◆ EXTRACTED RECORDS ◆
———

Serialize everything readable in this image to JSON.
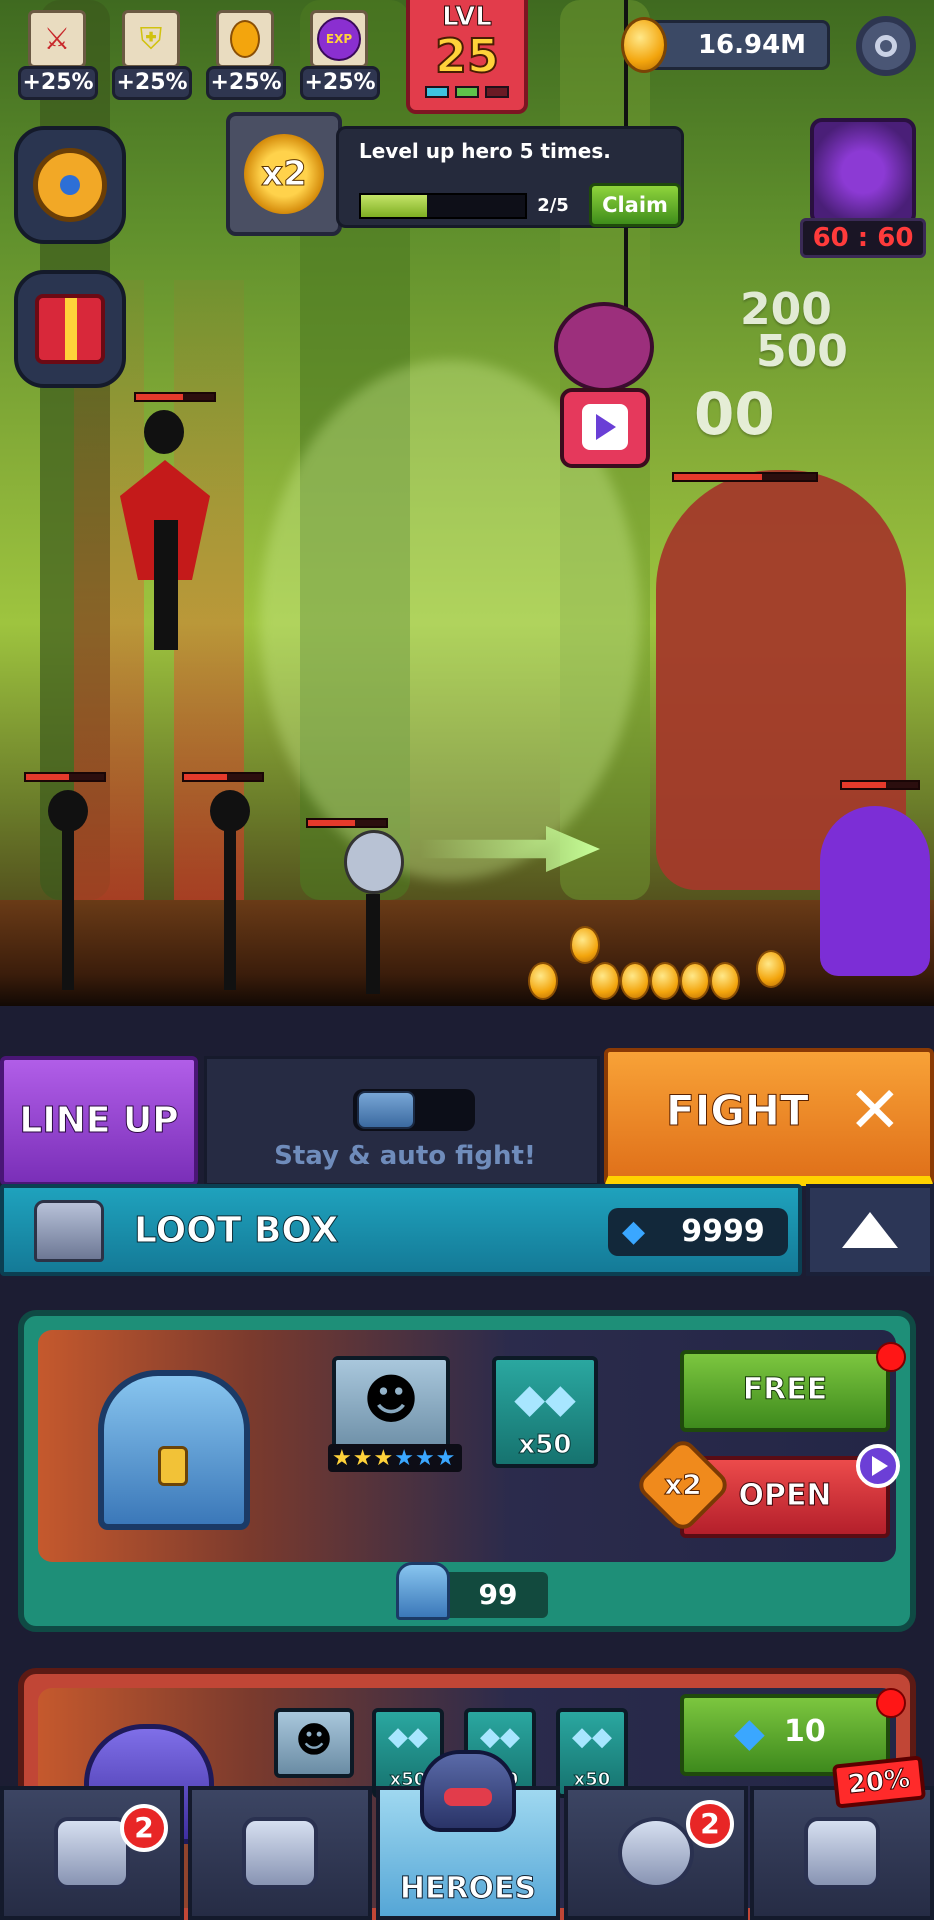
{
  "hud": {
    "boosts": [
      {
        "icon": "sword-icon",
        "value": "+25%"
      },
      {
        "icon": "shield-icon",
        "value": "+25%"
      },
      {
        "icon": "coin-icon",
        "value": "+25%"
      },
      {
        "icon": "exp-icon",
        "value": "+25%"
      }
    ],
    "level_label": "LVL",
    "level_value": "25",
    "coins": "16.94M",
    "exp_label": "EXP"
  },
  "quest": {
    "multiplier": "x2",
    "text": "Level up hero 5 times.",
    "progress_current": 2,
    "progress_total": 5,
    "progress_text": "2/5",
    "claim_label": "Claim"
  },
  "boss": {
    "timer": "60 : 60"
  },
  "damage_numbers": [
    "200",
    "500",
    "00"
  ],
  "controls": {
    "lineup_label": "LINE UP",
    "auto_fight_label": "Stay & auto fight!",
    "auto_fight_on": false,
    "fight_label": "FIGHT"
  },
  "loot": {
    "title": "LOOT BOX",
    "gems": "9999",
    "card1": {
      "hero_stars": 3,
      "hero_max_stars": 6,
      "gem_reward": "x50",
      "free_label": "FREE",
      "open_label": "OPEN",
      "multiplier": "x2",
      "chest_count": "99"
    },
    "card2": {
      "gem_rewards": [
        "x50",
        "x50",
        "x50"
      ],
      "price": "10",
      "discount": "20%"
    }
  },
  "nav": {
    "tabs": [
      {
        "name": "loot",
        "icon": "chest-icon",
        "badge": "2"
      },
      {
        "name": "upgrade",
        "icon": "upgrade-book-icon",
        "badge": ""
      },
      {
        "name": "heroes",
        "icon": "helmet-icon",
        "label": "HEROES",
        "active": true
      },
      {
        "name": "skills",
        "icon": "ring-icon",
        "badge": "2"
      },
      {
        "name": "home",
        "icon": "castle-icon",
        "badge": ""
      }
    ]
  }
}
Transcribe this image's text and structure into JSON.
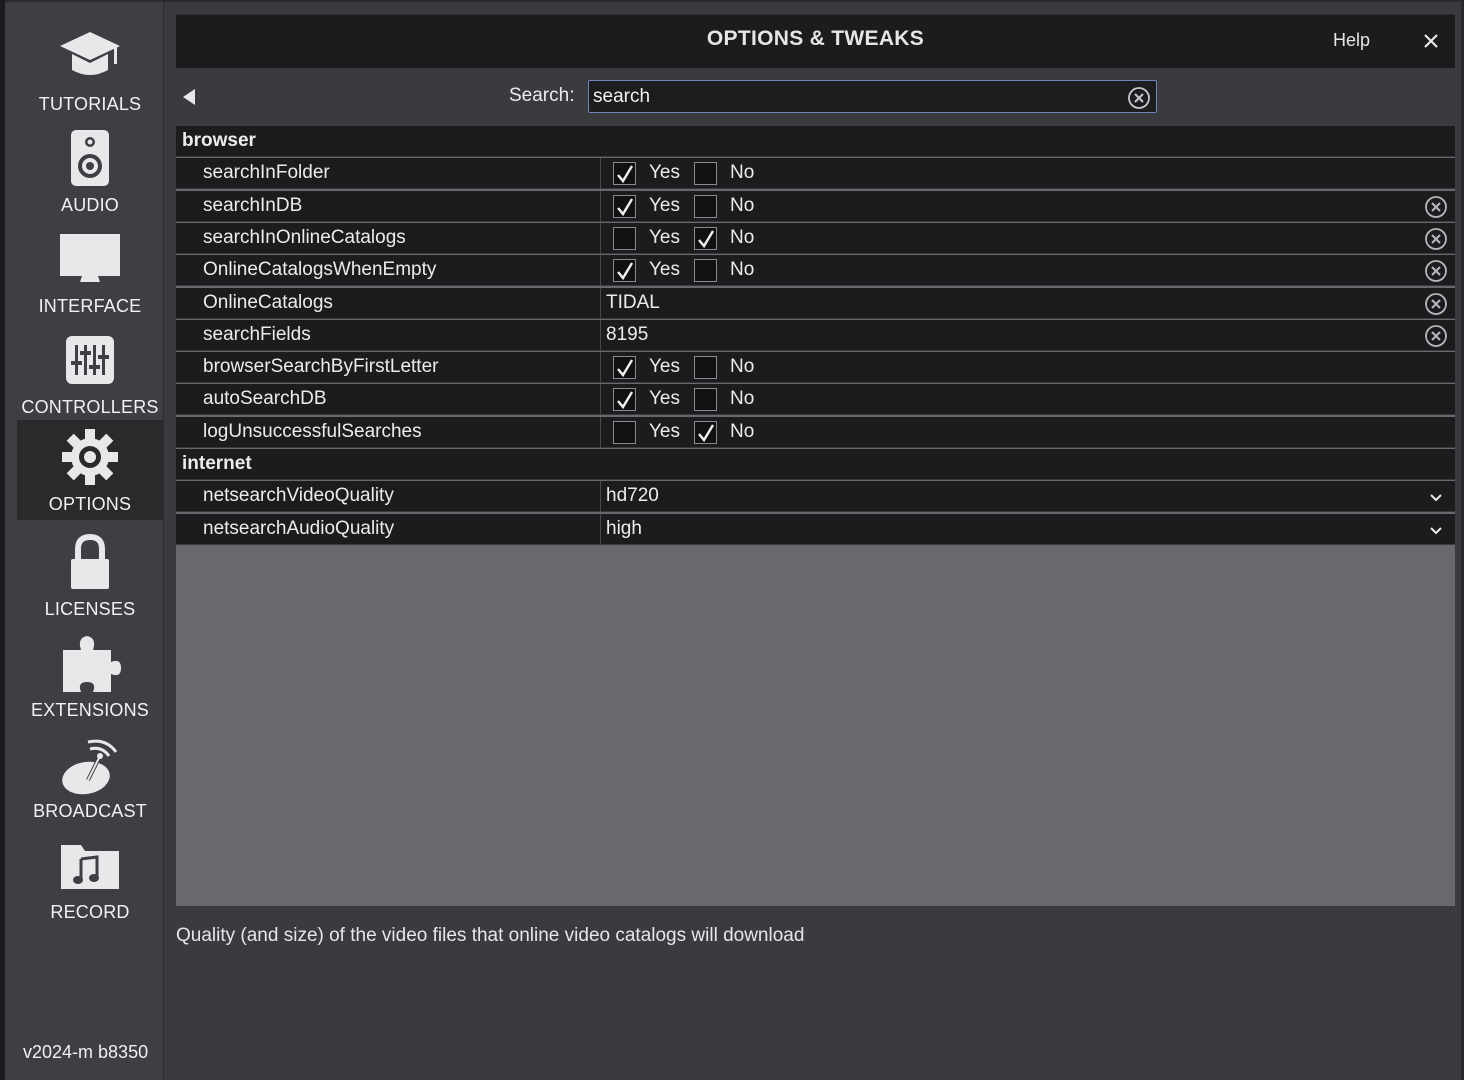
{
  "sidebar": {
    "items": [
      {
        "label": "TUTORIALS",
        "icon": "graduation-cap-icon",
        "active": false
      },
      {
        "label": "AUDIO",
        "icon": "speaker-icon",
        "active": false
      },
      {
        "label": "INTERFACE",
        "icon": "monitor-icon",
        "active": false
      },
      {
        "label": "CONTROLLERS",
        "icon": "sliders-icon",
        "active": false
      },
      {
        "label": "OPTIONS",
        "icon": "gear-icon",
        "active": true
      },
      {
        "label": "LICENSES",
        "icon": "lock-icon",
        "active": false
      },
      {
        "label": "EXTENSIONS",
        "icon": "puzzle-icon",
        "active": false
      },
      {
        "label": "BROADCAST",
        "icon": "satellite-dish-icon",
        "active": false
      },
      {
        "label": "RECORD",
        "icon": "music-folder-icon",
        "active": false
      }
    ],
    "version": "v2024-m b8350"
  },
  "header": {
    "title": "OPTIONS & TWEAKS",
    "help_label": "Help"
  },
  "search": {
    "label": "Search:",
    "value": "search"
  },
  "sections": [
    {
      "title": "browser",
      "settings": [
        {
          "name": "searchInFolder",
          "type": "bool",
          "value": "Yes",
          "resettable": false
        },
        {
          "name": "searchInDB",
          "type": "bool",
          "value": "Yes",
          "resettable": true
        },
        {
          "name": "searchInOnlineCatalogs",
          "type": "bool",
          "value": "No",
          "resettable": true
        },
        {
          "name": "OnlineCatalogsWhenEmpty",
          "type": "bool",
          "value": "Yes",
          "resettable": true
        },
        {
          "name": "OnlineCatalogs",
          "type": "text",
          "value": "TIDAL",
          "resettable": true
        },
        {
          "name": "searchFields",
          "type": "text",
          "value": "8195",
          "resettable": true
        },
        {
          "name": "browserSearchByFirstLetter",
          "type": "bool",
          "value": "Yes",
          "resettable": false
        },
        {
          "name": "autoSearchDB",
          "type": "bool",
          "value": "Yes",
          "resettable": false
        },
        {
          "name": "logUnsuccessfulSearches",
          "type": "bool",
          "value": "No",
          "resettable": false
        }
      ]
    },
    {
      "title": "internet",
      "settings": [
        {
          "name": "netsearchVideoQuality",
          "type": "select",
          "value": "hd720",
          "resettable": false
        },
        {
          "name": "netsearchAudioQuality",
          "type": "select",
          "value": "high",
          "resettable": false
        }
      ]
    }
  ],
  "labels": {
    "yes": "Yes",
    "no": "No"
  },
  "description": "Quality (and size) of the video files that online video catalogs will download"
}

———

◆ PROBLEM DETAILS ◆
Set the data above down again exactly as given, with no pictures.

◆ EXERCISE RESPONSE ◆
Serialize everything readable in this image to JSON.
{
  "hud": {
    "boosts": [
      {
        "icon": "sword-icon",
        "value": "+25%"
      },
      {
        "icon": "shield-icon",
        "value": "+25%"
      },
      {
        "icon": "coin-icon",
        "value": "+25%"
      },
      {
        "icon": "exp-icon",
        "value": "+25%"
      }
    ],
    "level_label": "LVL",
    "level_value": "25",
    "coins": "16.94M",
    "exp_label": "EXP"
  },
  "quest": {
    "multiplier": "x2",
    "text": "Level up hero 5 times.",
    "progress_current": 2,
    "progress_total": 5,
    "progress_text": "2/5",
    "claim_label": "Claim"
  },
  "boss": {
    "timer": "60 : 60"
  },
  "damage_numbers": [
    "200",
    "500",
    "00"
  ],
  "controls": {
    "lineup_label": "LINE UP",
    "auto_fight_label": "Stay & auto fight!",
    "auto_fight_on": false,
    "fight_label": "FIGHT"
  },
  "loot": {
    "title": "LOOT BOX",
    "gems": "9999",
    "card1": {
      "hero_stars": 3,
      "hero_max_stars": 6,
      "gem_reward": "x50",
      "free_label": "FREE",
      "open_label": "OPEN",
      "multiplier": "x2",
      "chest_count": "99"
    },
    "card2": {
      "gem_rewards": [
        "x50",
        "x50",
        "x50"
      ],
      "price": "10",
      "discount": "20%"
    }
  },
  "nav": {
    "tabs": [
      {
        "name": "loot",
        "icon": "chest-icon",
        "badge": "2"
      },
      {
        "name": "upgrade",
        "icon": "upgrade-book-icon",
        "badge": ""
      },
      {
        "name": "heroes",
        "icon": "helmet-icon",
        "label": "HEROES",
        "active": true
      },
      {
        "name": "skills",
        "icon": "ring-icon",
        "badge": "2"
      },
      {
        "name": "home",
        "icon": "castle-icon",
        "badge": ""
      }
    ]
  }
}
Transcribe this image's text and structure into JSON.
{
  "sidebar": {
    "items": [
      {
        "label": "TUTORIALS",
        "icon": "graduation-cap-icon",
        "active": false
      },
      {
        "label": "AUDIO",
        "icon": "speaker-icon",
        "active": false
      },
      {
        "label": "INTERFACE",
        "icon": "monitor-icon",
        "active": false
      },
      {
        "label": "CONTROLLERS",
        "icon": "sliders-icon",
        "active": false
      },
      {
        "label": "OPTIONS",
        "icon": "gear-icon",
        "active": true
      },
      {
        "label": "LICENSES",
        "icon": "lock-icon",
        "active": false
      },
      {
        "label": "EXTENSIONS",
        "icon": "puzzle-icon",
        "active": false
      },
      {
        "label": "BROADCAST",
        "icon": "satellite-dish-icon",
        "active": false
      },
      {
        "label": "RECORD",
        "icon": "music-folder-icon",
        "active": false
      }
    ],
    "version": "v2024-m b8350"
  },
  "header": {
    "title": "OPTIONS & TWEAKS",
    "help_label": "Help"
  },
  "search": {
    "label": "Search:",
    "value": "search"
  },
  "sections": [
    {
      "title": "browser",
      "settings": [
        {
          "name": "searchInFolder",
          "type": "bool",
          "value": "Yes",
          "resettable": false
        },
        {
          "name": "searchInDB",
          "type": "bool",
          "value": "Yes",
          "resettable": true
        },
        {
          "name": "searchInOnlineCatalogs",
          "type": "bool",
          "value": "No",
          "resettable": true
        },
        {
          "name": "OnlineCatalogsWhenEmpty",
          "type": "bool",
          "value": "Yes",
          "resettable": true
        },
        {
          "name": "OnlineCatalogs",
          "type": "text",
          "value": "TIDAL",
          "resettable": true
        },
        {
          "name": "searchFields",
          "type": "text",
          "value": "8195",
          "resettable": true
        },
        {
          "name": "browserSearchByFirstLetter",
          "type": "bool",
          "value": "Yes",
          "resettable": false
        },
        {
          "name": "autoSearchDB",
          "type": "bool",
          "value": "Yes",
          "resettable": false
        },
        {
          "name": "logUnsuccessfulSearches",
          "type": "bool",
          "value": "No",
          "resettable": false
        }
      ]
    },
    {
      "title": "internet",
      "settings": [
        {
          "name": "netsearchVideoQuality",
          "type": "select",
          "value": "hd720",
          "resettable": false
        },
        {
          "name": "netsearchAudioQuality",
          "type": "select",
          "value": "high",
          "resettable": false
        }
      ]
    }
  ],
  "labels": {
    "yes": "Yes",
    "no": "No"
  },
  "description": "Quality (and size) of the video files that online video catalogs will download"
}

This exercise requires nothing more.